» What you have to do
Keep only the lines of the data below that contain "ELDOA", and copy them.

» Task input

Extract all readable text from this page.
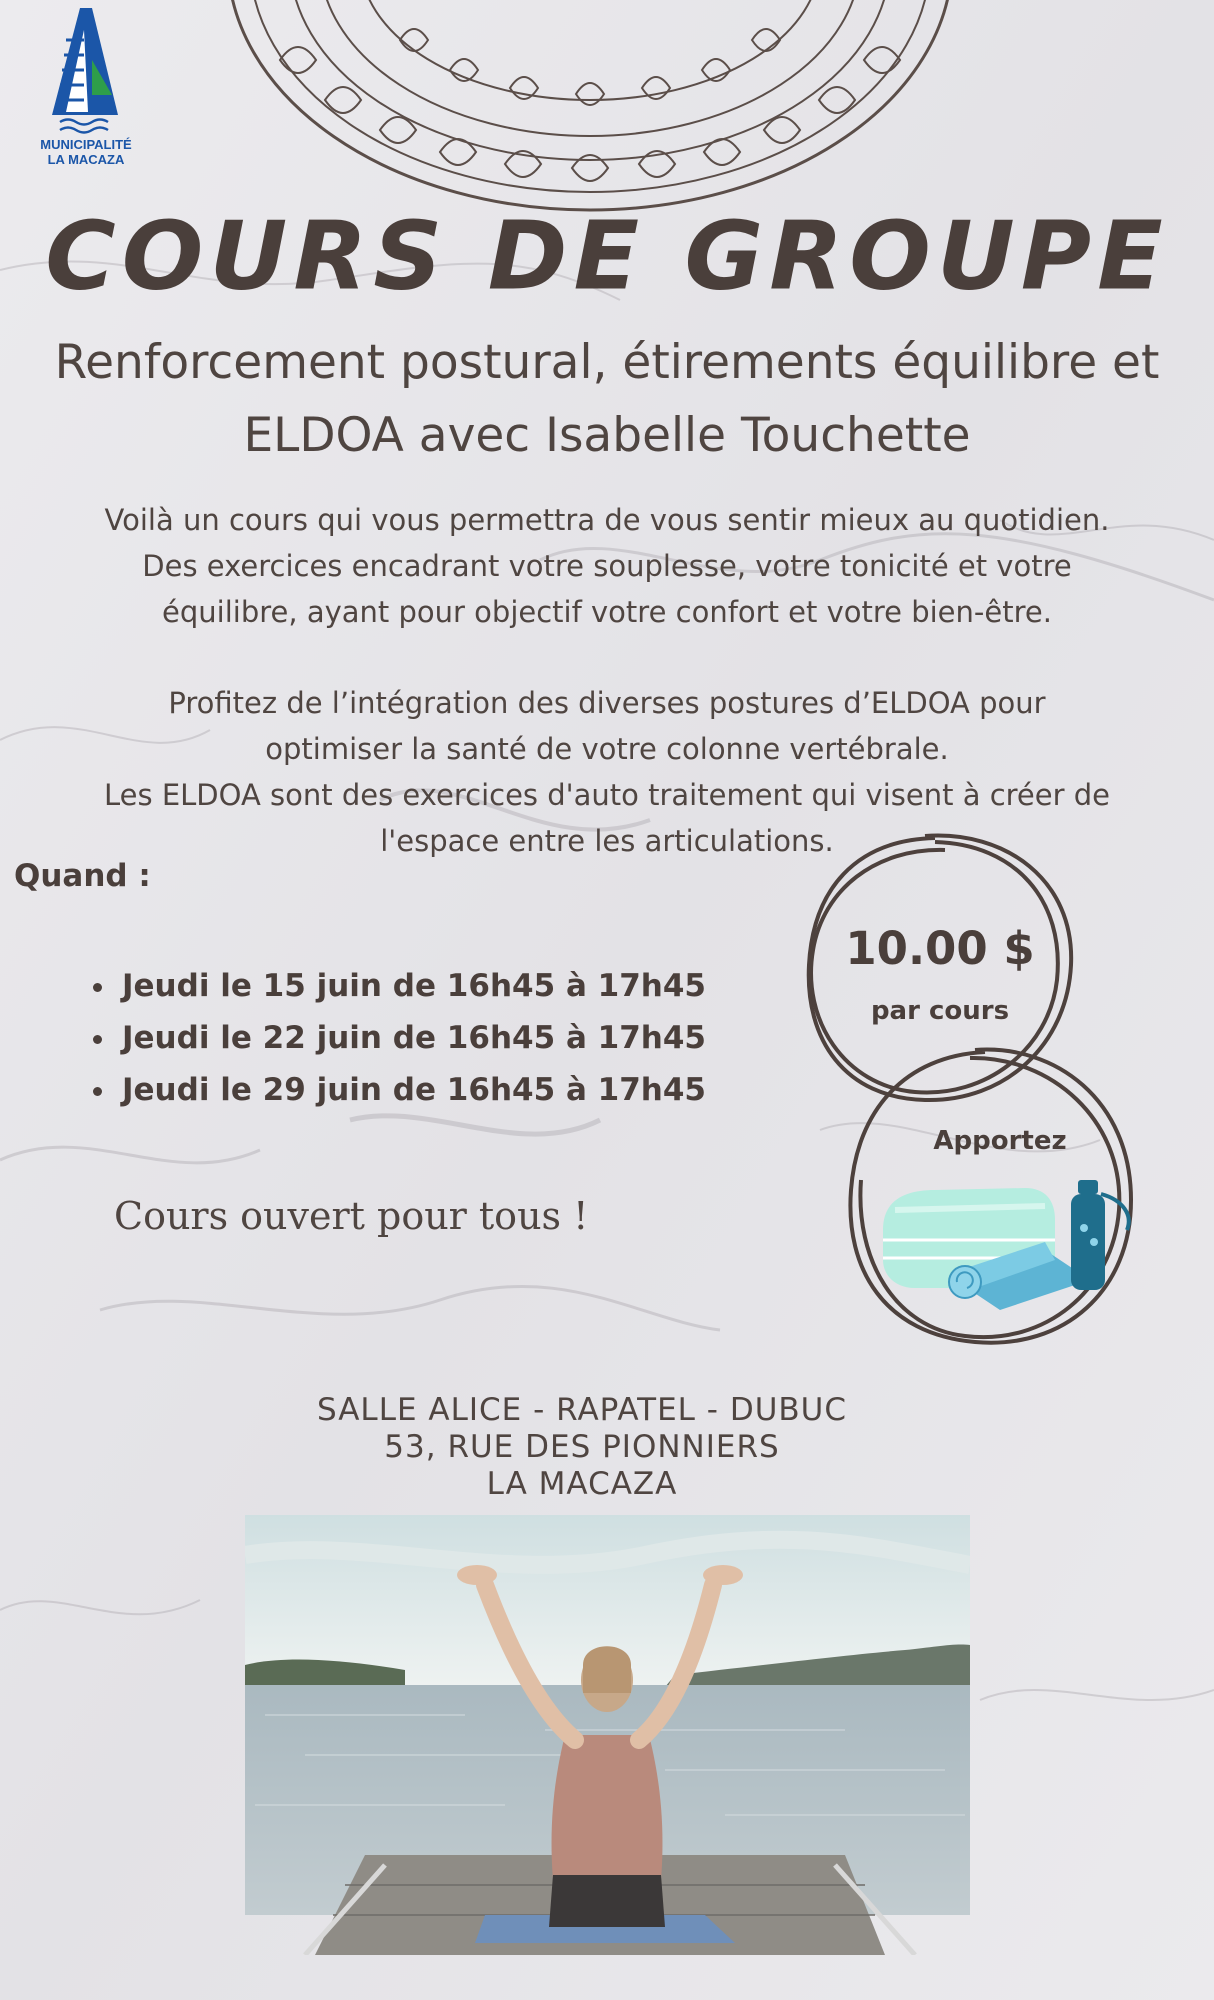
MUNICIPALITÉ
LA MACAZA
COURS DE GROUPE
Renforcement postural, étirements équilibre et
ELDOA avec Isabelle Touchette
Voilà un cours qui vous permettra de vous sentir mieux au quotidien.
Des exercices encadrant votre souplesse, votre tonicité et votre
équilibre, ayant pour objectif votre confort et votre bien-être.
Profitez de l’intégration des diverses postures d’ELDOA pour
optimiser la santé de votre colonne vertébrale.
Les ELDOA sont des exercices d'auto traitement qui visent à créer de
l'espace entre les articulations.
Quand :
• Jeudi le 15 juin de 16h45 à 17h45
• Jeudi le 22 juin de 16h45 à 17h45
• Jeudi le 29 juin de 16h45 à 17h45
Cours ouvert pour tous !
10.00 $
par cours
Apportez
SALLE ALICE - RAPATEL - DUBUC
53, RUE DES PIONNIERS
LA MACAZA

» Answer to the problem
ELDOA avec Isabelle Touchette
Profitez de l’intégration des diverses postures d’ELDOA pour
Les ELDOA sont des exercices d'auto traitement qui visent à créer de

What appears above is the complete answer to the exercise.